Set exercise:
Output all entries verbatim. Skip pictures.

Given data:
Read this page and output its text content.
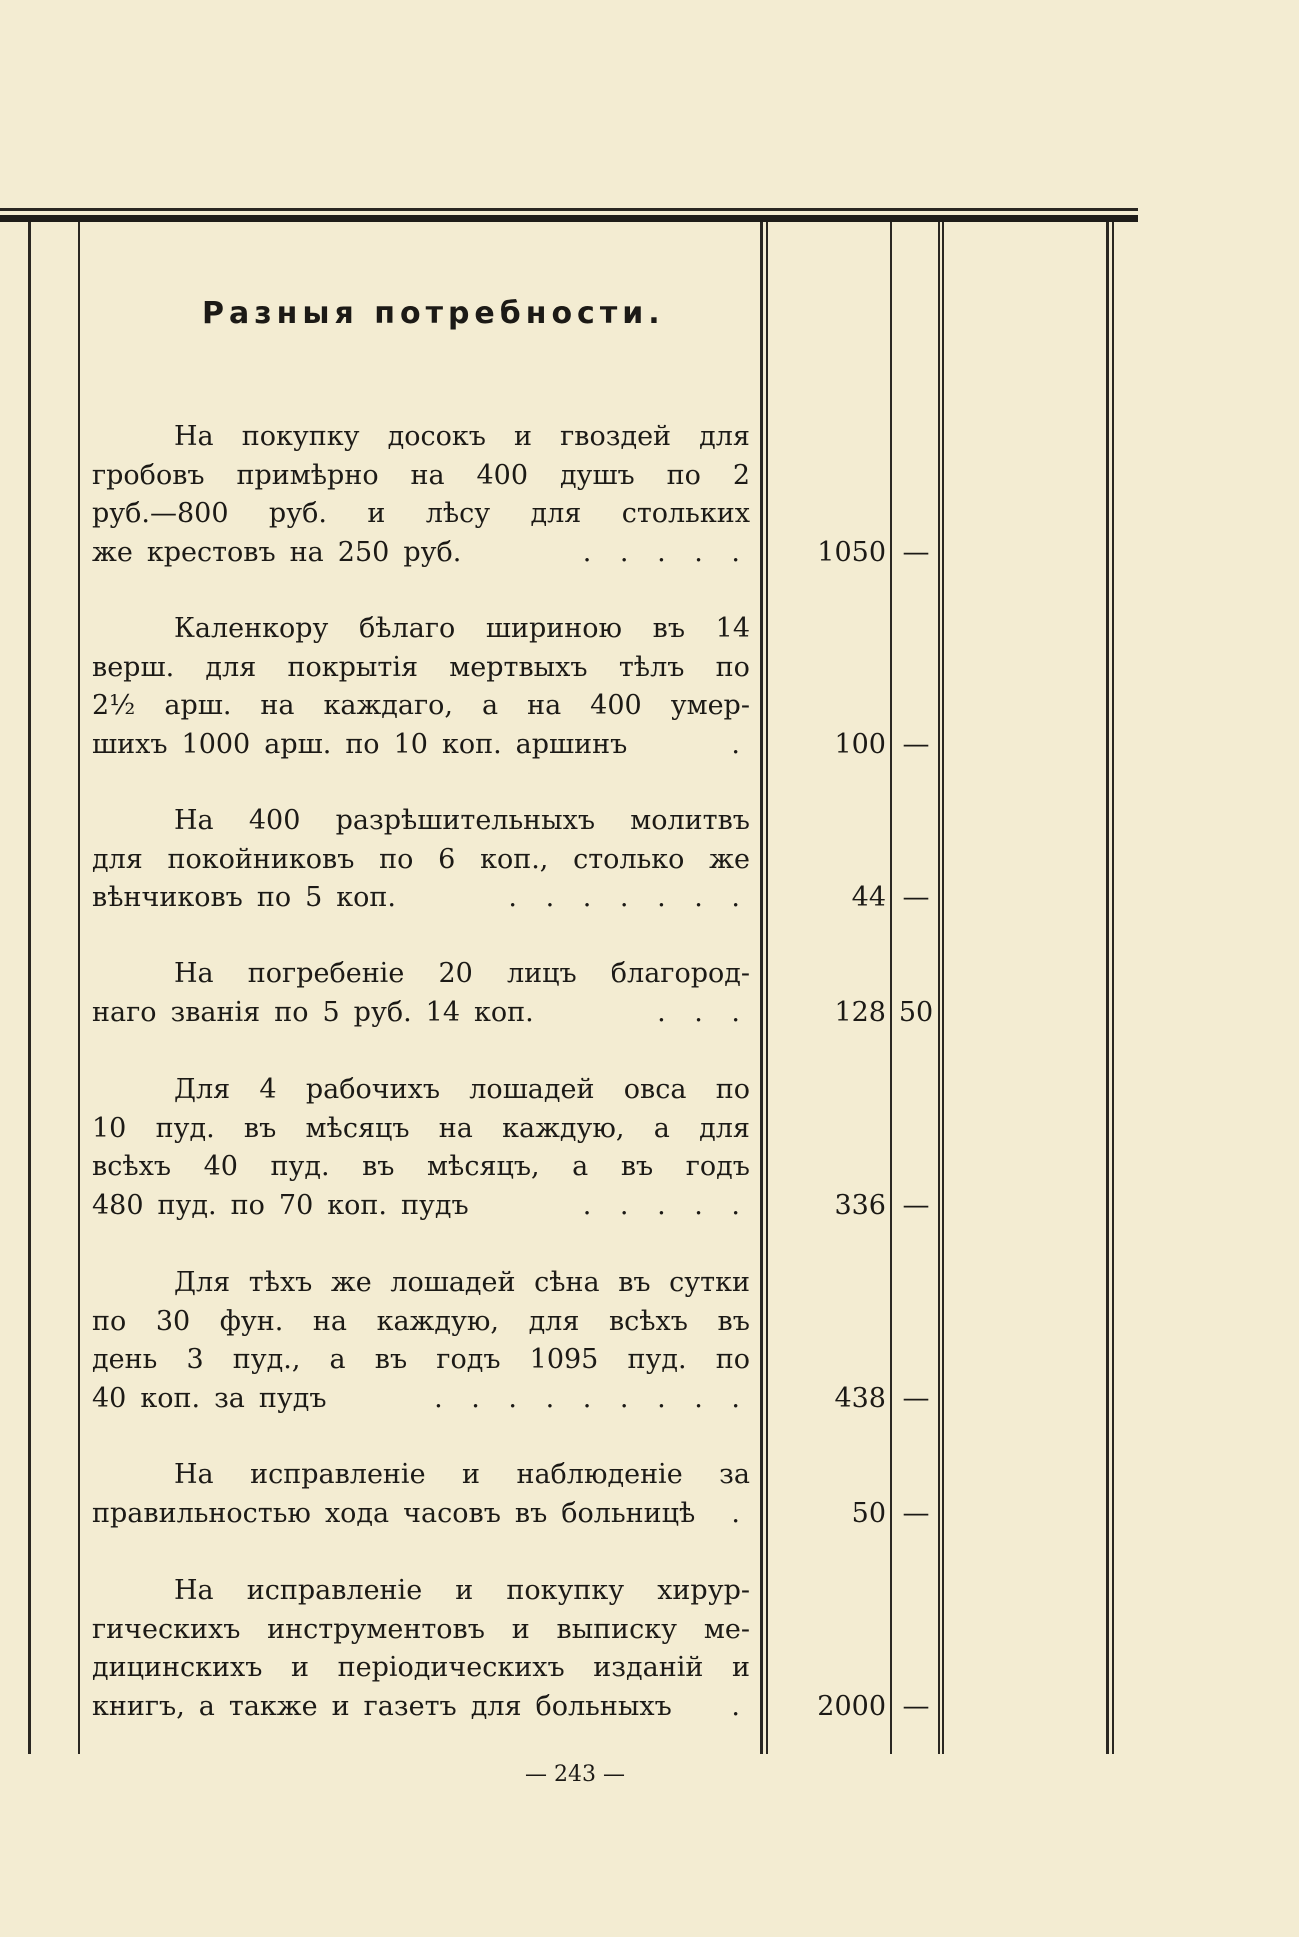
Разныя потребности.
На покупку досокъ и гвоздей для
гробовъ примѣрно на 400 душъ по 2
руб.—800 руб. и лѣсу для стольких
же крестовъ на 250 руб.	. . . . .	1050 —
Каленкору бѣлаго шириною въ 14
верш. для покрытія мертвыхъ тѣлъ по
2½ арш. на каждаго, а на 400 умер-
шихъ 1000 арш. по 10 коп. аршинъ	.	100 —
На 400 разрѣшительныхъ молитвъ
для покойниковъ по 6 коп., столько же
вѣнчиковъ по 5 коп.	. . . . . . .	44 —
На погребеніе 20 лицъ благород-
наго званія по 5 руб. 14 коп.	. . .	128 50
Для 4 рабочихъ лошадей овса по
10 пуд. въ мѣсяцъ на каждую, а для
всѣхъ 40 пуд. въ мѣсяцъ, а въ годъ
480 пуд. по 70 коп. пудъ	. . . . .	336 —
Для тѣхъ же лошадей сѣна въ сутки
по 30 фун. на каждую, для всѣхъ въ
день 3 пуд., а въ годъ 1095 пуд. по
40 коп. за пудъ	. . . . . . . . .	438 —
На исправленіе и наблюденіе за
правильностью хода часовъ въ больницѣ	.	50 —
На исправленіе и покупку хирур-
гическихъ инструментовъ и выписку ме-
дицинскихъ и періодическихъ изданій и
книгъ, а также и газетъ для больныхъ	.	2000 —
— 243 —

Result of the task:
Read this page and output its text content.
Разныя потребности.
На покупку досокъ и гвоздей для
гробовъ примѣрно на 400 душъ по 2
руб.—800 руб. и лѣсу для стольких
же крестовъ на 250 руб.	. . . . .	1050 —
Каленкору бѣлаго шириною въ 14
верш. для покрытія мертвыхъ тѣлъ по
2½ арш. на каждаго, а на 400 умер-
шихъ 1000 арш. по 10 коп. аршинъ	.	100 —
На 400 разрѣшительныхъ молитвъ
для покойниковъ по 6 коп., столько же
вѣнчиковъ по 5 коп.	. . . . . . .	44 —
На погребеніе 20 лицъ благород-
наго званія по 5 руб. 14 коп.	. . .	128 50
Для 4 рабочихъ лошадей овса по
10 пуд. въ мѣсяцъ на каждую, а для
всѣхъ 40 пуд. въ мѣсяцъ, а въ годъ
480 пуд. по 70 коп. пудъ	. . . . .	336 —
Для тѣхъ же лошадей сѣна въ сутки
по 30 фун. на каждую, для всѣхъ въ
день 3 пуд., а въ годъ 1095 пуд. по
40 коп. за пудъ	. . . . . . . . .	438 —
На исправленіе и наблюденіе за
правильностью хода часовъ въ больницѣ	.	50 —
На исправленіе и покупку хирур-
гическихъ инструментовъ и выписку ме-
дицинскихъ и періодическихъ изданій и
книгъ, а также и газетъ для больныхъ	.	2000 —
— 243 —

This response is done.